Data excerpts:
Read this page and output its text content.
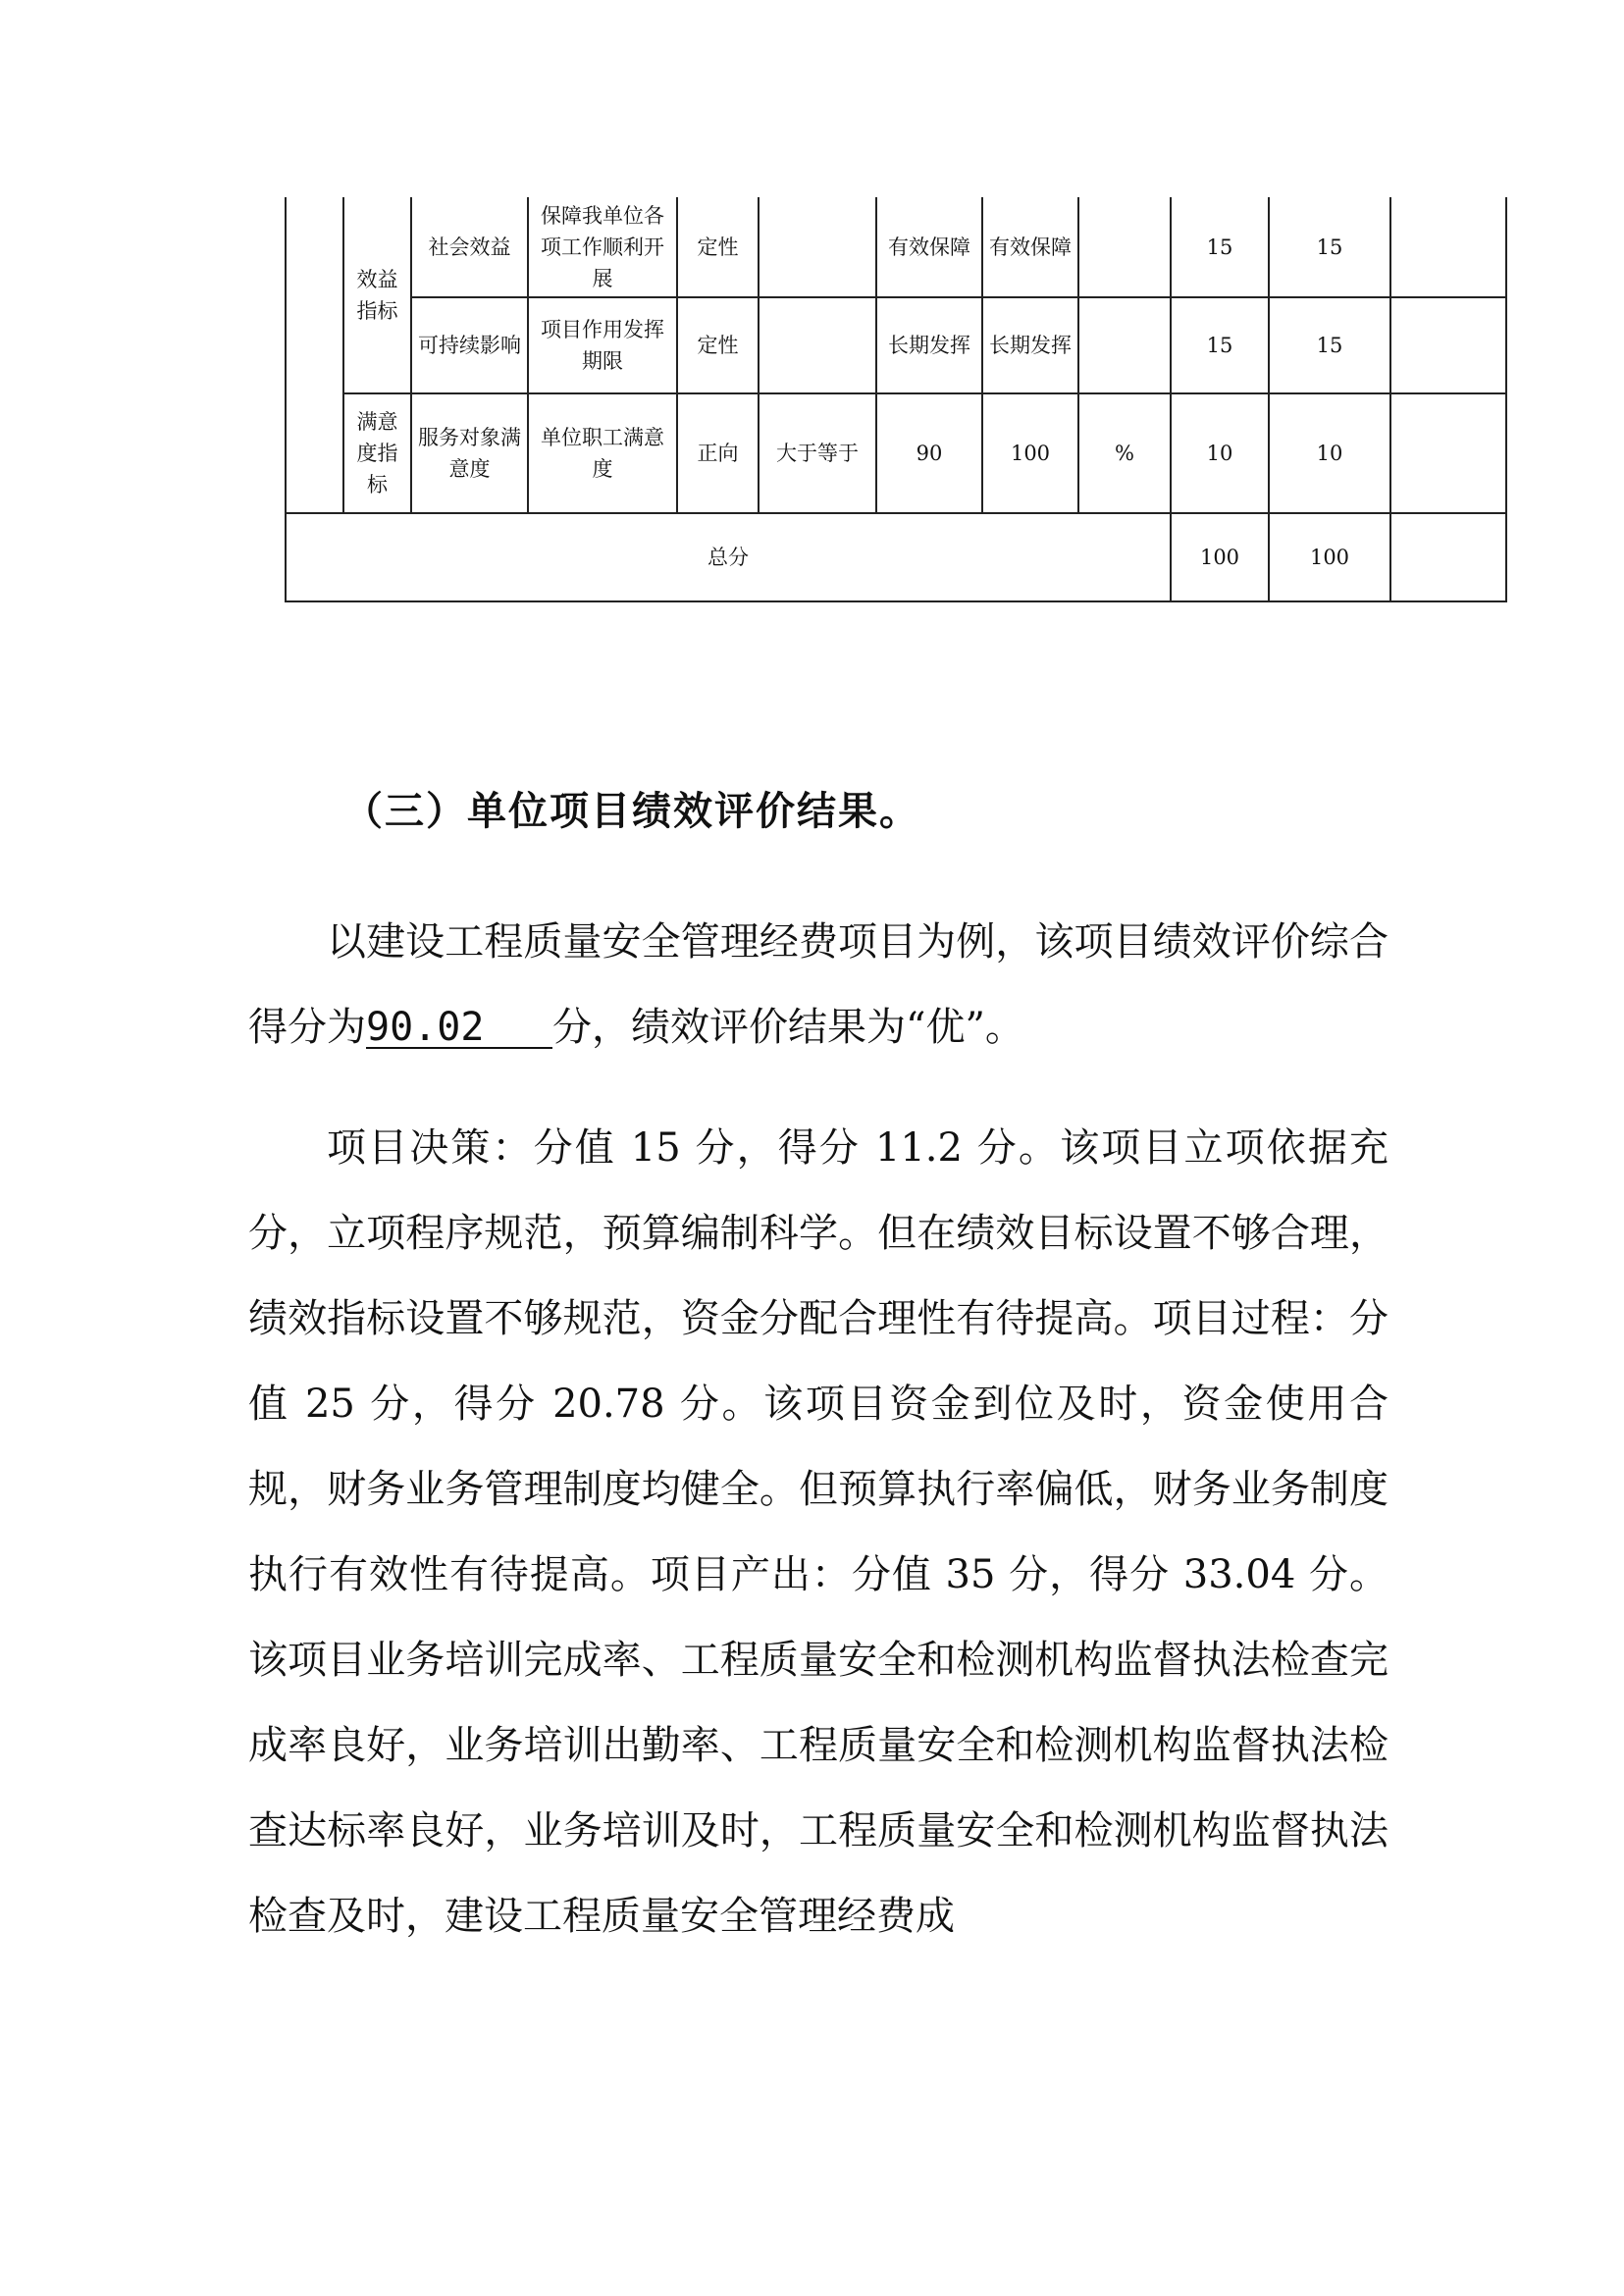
	效益指标	社会效益	保障我单位各项工作顺利开展	定性		有效保障	有效保障		15	15	
		可持续影响	项目作用发挥期限	定性		长期发挥	长期发挥		15	15	
	满意度指标	服务对象满意度	单位职工满意度	正向	大于等于	90	100	%	10	10	
总分									100	100	
（三）单位项目绩效评价结果。

以建设工程质量安全管理经费项目为例，该项目绩效评价综合得分为90.02 分，绩效评价结果为“优”。

项目决策：分值 15 分，得分 11.2 分。该项目立项依据充分，立项程序规范，预算编制科学。但在绩效目标设置不够合理，绩效指标设置不够规范，资金分配合理性有待提高。项目过程：分值 25 分，得分 20.78 分。该项目资金到位及时，资金使用合规，财务业务管理制度均健全。但预算执行率偏低，财务业务制度执行有效性有待提高。项目产出：分值 35 分，得分 33.04 分。该项目业务培训完成率、工程质量安全和检测机构监督执法检查完成率良好，业务培训出勤率、工程质量安全和检测机构监督执法检查达标率良好，业务培训及时，工程质量安全和检测机构监督执法检查及时，建设工程质量安全管理经费成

(JOB) Reproduce every line above as written, skipping pictures.

(ANSWER FOR THIS EXERCISE)
Read this page and output its text content.
	效益指标	社会效益	保障我单位各项工作顺利开展	定性		有效保障	有效保障		15	15	
		可持续影响	项目作用发挥期限	定性		长期发挥	长期发挥		15	15	
	满意度指标	服务对象满意度	单位职工满意度	正向	大于等于	90	100	%	10	10	
总分									100	100	
（三）单位项目绩效评价结果。

以建设工程质量安全管理经费项目为例，该项目绩效评价综合得分为90.02 分，绩效评价结果为“优”。

项目决策：分值 15 分，得分 11.2 分。该项目立项依据充分，立项程序规范，预算编制科学。但在绩效目标设置不够合理，绩效指标设置不够规范，资金分配合理性有待提高。项目过程：分值 25 分，得分 20.78 分。该项目资金到位及时，资金使用合规，财务业务管理制度均健全。但预算执行率偏低，财务业务制度执行有效性有待提高。项目产出：分值 35 分，得分 33.04 分。该项目业务培训完成率、工程质量安全和检测机构监督执法检查完成率良好，业务培训出勤率、工程质量安全和检测机构监督执法检查达标率良好，业务培训及时，工程质量安全和检测机构监督执法检查及时，建设工程质量安全管理经费成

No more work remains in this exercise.